Goal
Using the data below, copy each line that includes the word "content".

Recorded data
--------
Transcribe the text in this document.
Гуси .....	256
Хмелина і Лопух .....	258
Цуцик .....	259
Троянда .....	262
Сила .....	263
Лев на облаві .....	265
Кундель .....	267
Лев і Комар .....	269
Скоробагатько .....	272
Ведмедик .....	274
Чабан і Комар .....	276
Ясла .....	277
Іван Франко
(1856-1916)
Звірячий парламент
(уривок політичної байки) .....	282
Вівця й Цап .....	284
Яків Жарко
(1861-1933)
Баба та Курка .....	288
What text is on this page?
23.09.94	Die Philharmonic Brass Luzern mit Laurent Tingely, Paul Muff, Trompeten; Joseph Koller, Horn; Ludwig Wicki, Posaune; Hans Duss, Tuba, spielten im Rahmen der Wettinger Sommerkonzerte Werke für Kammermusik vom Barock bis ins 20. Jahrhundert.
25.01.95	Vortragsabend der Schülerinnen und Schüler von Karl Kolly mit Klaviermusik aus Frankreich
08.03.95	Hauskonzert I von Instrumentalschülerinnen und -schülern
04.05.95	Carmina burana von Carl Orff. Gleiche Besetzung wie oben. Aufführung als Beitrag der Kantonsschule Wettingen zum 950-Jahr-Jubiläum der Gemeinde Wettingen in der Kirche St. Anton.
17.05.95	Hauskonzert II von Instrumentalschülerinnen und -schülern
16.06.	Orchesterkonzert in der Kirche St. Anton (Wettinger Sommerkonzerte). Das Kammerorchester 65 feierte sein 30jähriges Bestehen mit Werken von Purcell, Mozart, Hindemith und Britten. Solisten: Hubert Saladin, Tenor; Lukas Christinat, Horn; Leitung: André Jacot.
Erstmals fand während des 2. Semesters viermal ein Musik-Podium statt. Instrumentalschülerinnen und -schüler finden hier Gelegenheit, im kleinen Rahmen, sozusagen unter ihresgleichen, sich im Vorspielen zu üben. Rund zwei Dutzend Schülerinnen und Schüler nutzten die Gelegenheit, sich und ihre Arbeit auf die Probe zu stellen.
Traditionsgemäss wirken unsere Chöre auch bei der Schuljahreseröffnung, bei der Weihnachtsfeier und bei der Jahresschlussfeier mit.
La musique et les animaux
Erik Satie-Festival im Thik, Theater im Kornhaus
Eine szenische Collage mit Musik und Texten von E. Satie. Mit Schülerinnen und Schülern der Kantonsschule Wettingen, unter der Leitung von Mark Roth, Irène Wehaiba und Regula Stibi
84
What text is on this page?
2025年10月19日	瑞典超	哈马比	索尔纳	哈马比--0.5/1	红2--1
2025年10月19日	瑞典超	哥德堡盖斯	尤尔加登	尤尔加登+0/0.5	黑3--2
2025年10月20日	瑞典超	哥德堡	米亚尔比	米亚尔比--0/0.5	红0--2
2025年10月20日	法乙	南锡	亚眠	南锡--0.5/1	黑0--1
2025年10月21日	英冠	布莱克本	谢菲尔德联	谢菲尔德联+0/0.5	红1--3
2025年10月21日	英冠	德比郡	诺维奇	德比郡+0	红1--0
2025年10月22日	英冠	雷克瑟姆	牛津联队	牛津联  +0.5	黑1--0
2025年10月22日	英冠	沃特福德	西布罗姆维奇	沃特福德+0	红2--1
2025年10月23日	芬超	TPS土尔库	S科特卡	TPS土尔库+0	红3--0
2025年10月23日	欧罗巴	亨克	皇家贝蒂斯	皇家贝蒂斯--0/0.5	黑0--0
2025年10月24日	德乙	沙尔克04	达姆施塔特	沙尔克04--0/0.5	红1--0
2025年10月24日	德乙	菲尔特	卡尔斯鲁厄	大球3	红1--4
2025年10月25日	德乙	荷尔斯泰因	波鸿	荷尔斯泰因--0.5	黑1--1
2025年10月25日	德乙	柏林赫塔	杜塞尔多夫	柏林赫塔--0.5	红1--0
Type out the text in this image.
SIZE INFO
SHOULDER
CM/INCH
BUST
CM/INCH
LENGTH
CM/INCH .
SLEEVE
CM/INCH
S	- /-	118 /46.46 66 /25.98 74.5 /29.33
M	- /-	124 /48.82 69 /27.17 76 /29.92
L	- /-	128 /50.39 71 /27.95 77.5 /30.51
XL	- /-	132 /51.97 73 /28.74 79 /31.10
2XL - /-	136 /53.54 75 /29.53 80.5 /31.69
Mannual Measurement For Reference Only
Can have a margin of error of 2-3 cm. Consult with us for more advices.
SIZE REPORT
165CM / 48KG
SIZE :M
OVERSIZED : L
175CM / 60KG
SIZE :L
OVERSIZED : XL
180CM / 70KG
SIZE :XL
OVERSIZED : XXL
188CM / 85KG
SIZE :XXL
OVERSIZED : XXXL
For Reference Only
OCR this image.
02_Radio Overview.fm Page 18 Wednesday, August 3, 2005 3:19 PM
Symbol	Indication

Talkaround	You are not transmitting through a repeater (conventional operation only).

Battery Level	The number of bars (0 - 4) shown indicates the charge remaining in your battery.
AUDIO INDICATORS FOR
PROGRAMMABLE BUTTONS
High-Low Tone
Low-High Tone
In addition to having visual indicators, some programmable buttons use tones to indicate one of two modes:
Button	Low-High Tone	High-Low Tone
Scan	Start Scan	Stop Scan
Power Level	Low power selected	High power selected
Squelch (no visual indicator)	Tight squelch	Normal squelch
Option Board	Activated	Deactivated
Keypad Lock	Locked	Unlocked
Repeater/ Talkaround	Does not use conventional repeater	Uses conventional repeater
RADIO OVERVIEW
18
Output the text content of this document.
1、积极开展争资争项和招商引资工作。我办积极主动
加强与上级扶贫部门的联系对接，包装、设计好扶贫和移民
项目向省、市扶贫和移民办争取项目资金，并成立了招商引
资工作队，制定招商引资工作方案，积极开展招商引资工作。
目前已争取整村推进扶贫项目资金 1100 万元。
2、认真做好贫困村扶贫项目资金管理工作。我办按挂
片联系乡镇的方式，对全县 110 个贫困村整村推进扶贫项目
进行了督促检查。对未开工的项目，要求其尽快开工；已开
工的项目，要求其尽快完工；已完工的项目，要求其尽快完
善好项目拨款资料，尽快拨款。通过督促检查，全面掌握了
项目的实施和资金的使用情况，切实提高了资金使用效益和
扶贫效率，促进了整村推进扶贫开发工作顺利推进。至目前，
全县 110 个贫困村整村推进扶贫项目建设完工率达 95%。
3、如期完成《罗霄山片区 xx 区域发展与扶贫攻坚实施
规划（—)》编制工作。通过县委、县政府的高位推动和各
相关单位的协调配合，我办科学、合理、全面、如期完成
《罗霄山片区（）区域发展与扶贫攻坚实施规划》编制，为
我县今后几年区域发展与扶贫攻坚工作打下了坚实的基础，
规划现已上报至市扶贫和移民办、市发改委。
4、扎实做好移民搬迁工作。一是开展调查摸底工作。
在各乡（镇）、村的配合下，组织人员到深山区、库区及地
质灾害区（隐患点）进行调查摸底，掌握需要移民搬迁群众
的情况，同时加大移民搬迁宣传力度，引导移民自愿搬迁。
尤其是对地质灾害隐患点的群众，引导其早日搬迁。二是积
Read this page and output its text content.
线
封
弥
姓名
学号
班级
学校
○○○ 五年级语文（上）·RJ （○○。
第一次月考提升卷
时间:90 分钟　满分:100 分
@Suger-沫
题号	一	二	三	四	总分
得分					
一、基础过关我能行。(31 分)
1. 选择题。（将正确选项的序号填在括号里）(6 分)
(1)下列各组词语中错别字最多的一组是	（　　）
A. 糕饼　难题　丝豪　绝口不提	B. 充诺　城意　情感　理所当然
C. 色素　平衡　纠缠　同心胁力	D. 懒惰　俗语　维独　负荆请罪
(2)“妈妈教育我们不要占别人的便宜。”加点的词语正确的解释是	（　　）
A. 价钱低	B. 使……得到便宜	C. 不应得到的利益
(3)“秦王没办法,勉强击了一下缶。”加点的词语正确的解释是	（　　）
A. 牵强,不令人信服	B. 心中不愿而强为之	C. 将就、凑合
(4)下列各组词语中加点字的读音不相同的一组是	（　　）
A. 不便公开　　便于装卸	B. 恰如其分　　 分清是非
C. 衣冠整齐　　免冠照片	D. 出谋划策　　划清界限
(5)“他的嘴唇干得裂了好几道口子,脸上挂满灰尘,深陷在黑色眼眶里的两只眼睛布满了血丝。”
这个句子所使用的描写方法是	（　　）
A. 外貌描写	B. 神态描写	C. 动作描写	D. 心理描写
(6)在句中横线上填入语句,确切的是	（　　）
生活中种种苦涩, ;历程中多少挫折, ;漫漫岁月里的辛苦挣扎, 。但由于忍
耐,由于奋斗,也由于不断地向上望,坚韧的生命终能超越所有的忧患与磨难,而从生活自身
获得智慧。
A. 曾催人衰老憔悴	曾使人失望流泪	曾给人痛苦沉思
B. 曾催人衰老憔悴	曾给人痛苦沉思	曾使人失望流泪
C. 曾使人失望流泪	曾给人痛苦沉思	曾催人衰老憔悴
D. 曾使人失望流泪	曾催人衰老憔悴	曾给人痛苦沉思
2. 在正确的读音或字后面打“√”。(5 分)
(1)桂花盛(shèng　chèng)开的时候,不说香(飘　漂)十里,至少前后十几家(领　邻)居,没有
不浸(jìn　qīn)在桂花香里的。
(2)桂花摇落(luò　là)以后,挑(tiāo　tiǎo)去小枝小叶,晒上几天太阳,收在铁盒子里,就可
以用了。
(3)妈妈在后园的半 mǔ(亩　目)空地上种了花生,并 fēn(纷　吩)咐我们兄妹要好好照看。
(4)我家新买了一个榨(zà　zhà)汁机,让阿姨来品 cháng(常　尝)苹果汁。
--------
The response
Output the text content of this document.
Read this page and output its text content.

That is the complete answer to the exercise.